"""
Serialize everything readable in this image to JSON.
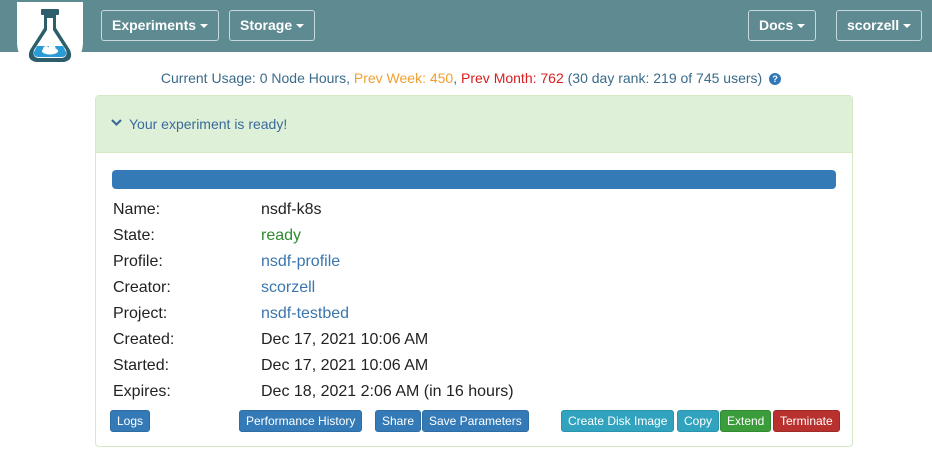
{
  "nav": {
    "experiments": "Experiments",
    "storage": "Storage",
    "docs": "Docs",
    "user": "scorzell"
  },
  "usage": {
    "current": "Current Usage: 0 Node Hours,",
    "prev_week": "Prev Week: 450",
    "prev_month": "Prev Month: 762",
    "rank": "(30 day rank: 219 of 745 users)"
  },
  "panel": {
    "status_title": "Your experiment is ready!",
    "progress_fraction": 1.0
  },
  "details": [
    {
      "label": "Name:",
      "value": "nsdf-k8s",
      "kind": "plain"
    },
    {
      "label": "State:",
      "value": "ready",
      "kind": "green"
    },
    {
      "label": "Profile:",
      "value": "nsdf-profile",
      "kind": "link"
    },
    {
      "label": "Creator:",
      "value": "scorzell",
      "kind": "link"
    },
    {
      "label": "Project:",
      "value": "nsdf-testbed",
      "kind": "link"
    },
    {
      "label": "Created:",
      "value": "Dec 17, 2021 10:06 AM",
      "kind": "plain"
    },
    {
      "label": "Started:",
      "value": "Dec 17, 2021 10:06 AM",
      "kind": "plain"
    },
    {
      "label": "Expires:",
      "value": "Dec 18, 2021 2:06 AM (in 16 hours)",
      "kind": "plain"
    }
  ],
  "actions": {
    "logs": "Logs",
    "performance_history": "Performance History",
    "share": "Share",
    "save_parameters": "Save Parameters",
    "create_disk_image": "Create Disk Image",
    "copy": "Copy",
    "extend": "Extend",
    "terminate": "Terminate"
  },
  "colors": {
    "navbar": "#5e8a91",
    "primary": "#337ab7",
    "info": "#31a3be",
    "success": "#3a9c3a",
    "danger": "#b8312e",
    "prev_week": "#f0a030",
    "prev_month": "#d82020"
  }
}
"""
"""
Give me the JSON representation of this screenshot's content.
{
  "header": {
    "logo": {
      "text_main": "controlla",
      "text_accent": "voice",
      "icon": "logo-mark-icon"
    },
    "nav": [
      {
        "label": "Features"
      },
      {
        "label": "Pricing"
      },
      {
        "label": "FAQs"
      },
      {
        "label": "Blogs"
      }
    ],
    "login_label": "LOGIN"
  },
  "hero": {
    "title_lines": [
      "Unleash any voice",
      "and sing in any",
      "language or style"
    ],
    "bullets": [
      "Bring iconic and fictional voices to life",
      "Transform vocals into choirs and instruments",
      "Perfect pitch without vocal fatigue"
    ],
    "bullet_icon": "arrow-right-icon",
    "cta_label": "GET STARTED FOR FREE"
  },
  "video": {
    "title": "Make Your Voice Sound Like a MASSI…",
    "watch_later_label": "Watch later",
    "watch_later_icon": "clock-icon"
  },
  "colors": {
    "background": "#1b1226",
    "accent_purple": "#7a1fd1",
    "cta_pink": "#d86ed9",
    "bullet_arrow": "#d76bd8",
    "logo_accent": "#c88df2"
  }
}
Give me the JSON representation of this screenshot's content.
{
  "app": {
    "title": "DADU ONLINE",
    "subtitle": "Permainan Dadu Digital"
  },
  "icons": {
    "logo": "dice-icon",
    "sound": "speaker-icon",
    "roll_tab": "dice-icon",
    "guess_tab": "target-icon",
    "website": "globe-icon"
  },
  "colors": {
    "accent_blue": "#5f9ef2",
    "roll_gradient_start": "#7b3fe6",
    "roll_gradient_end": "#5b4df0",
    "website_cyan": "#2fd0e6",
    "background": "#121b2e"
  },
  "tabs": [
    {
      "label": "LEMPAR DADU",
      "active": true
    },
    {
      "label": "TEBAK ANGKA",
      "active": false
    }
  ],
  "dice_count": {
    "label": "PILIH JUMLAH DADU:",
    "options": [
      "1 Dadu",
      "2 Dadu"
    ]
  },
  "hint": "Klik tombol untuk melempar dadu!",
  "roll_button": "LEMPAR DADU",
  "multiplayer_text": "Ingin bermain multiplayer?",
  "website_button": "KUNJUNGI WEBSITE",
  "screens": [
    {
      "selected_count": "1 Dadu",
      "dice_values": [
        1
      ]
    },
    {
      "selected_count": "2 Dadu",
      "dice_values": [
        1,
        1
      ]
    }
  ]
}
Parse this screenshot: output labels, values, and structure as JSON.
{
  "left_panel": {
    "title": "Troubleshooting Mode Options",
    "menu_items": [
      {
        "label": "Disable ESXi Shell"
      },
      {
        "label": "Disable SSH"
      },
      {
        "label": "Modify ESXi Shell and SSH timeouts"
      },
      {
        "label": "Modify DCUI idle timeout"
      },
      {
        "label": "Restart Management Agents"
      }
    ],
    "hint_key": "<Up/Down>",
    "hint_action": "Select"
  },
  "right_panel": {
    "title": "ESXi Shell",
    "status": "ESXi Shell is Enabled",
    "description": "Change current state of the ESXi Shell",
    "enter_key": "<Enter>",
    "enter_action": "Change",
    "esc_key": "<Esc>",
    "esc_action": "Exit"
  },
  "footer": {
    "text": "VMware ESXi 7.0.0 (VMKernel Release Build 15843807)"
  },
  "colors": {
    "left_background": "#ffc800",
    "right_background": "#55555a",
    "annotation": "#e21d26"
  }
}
"""
"""
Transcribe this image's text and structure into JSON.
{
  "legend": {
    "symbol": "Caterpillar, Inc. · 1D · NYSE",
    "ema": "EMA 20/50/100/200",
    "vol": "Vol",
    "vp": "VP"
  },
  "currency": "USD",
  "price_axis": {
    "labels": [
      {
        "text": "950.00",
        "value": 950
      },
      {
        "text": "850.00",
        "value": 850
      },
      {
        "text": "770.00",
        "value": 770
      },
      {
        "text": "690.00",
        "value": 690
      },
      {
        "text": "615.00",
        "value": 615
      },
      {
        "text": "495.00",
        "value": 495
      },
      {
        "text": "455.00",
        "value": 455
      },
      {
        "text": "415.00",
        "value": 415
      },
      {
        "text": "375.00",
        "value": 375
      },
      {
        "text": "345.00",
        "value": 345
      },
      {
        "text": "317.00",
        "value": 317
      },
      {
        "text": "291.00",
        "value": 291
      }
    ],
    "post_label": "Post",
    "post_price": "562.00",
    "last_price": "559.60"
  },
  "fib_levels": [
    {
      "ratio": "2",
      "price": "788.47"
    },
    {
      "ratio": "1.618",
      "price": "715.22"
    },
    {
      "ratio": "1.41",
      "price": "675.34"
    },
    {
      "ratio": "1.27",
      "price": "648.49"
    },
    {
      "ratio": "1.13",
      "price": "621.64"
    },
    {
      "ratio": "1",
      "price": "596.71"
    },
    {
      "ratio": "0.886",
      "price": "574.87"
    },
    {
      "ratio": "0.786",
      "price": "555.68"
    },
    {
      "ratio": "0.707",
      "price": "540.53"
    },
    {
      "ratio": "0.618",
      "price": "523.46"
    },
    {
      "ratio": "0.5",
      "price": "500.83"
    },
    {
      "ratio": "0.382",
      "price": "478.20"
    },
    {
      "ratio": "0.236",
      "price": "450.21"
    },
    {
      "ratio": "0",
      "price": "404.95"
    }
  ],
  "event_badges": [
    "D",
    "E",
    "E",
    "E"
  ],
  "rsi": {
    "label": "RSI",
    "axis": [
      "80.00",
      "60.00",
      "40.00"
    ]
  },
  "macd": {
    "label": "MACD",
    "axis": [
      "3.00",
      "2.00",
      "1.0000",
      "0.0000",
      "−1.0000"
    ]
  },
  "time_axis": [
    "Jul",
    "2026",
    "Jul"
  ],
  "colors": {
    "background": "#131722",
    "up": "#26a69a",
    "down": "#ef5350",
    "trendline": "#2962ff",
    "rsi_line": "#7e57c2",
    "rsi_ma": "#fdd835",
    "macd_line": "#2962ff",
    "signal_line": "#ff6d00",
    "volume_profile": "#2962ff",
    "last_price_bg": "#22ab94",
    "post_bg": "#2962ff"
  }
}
"""
Which lines hold the word "Change"? Show each one.

    "description": "Change current state of the ESXi Shell",
    "enter_action": "Change",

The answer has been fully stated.